◆ Problem description: Scan the data for lines with "fluent" and report the count by itself.

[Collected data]
##########

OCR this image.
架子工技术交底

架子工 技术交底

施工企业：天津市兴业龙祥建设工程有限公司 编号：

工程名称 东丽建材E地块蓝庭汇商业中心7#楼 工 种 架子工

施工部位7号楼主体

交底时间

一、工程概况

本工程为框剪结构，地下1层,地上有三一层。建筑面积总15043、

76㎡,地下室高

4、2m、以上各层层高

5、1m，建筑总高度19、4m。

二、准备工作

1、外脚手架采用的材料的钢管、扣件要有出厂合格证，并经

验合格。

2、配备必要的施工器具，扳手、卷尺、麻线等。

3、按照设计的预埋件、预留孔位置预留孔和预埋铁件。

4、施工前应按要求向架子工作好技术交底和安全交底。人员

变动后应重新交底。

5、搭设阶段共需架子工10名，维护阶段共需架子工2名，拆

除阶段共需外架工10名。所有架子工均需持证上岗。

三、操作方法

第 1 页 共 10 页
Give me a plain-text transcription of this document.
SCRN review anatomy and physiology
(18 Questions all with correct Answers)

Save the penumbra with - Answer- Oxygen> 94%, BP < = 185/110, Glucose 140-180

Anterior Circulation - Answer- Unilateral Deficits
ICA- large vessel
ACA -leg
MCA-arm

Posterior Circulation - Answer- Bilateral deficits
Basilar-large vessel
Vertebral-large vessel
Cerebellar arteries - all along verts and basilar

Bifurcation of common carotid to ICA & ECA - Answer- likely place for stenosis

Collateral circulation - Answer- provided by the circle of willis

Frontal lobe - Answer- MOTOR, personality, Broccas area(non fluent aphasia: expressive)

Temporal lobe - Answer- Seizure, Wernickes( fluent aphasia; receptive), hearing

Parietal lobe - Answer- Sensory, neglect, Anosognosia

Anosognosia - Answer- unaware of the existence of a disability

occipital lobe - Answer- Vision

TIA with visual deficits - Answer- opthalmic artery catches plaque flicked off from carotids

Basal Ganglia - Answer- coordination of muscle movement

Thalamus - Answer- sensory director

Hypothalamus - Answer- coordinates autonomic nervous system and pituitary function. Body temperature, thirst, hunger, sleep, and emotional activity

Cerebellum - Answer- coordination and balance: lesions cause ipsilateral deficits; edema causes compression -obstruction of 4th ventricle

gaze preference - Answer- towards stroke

##########

◆ Finished task: 2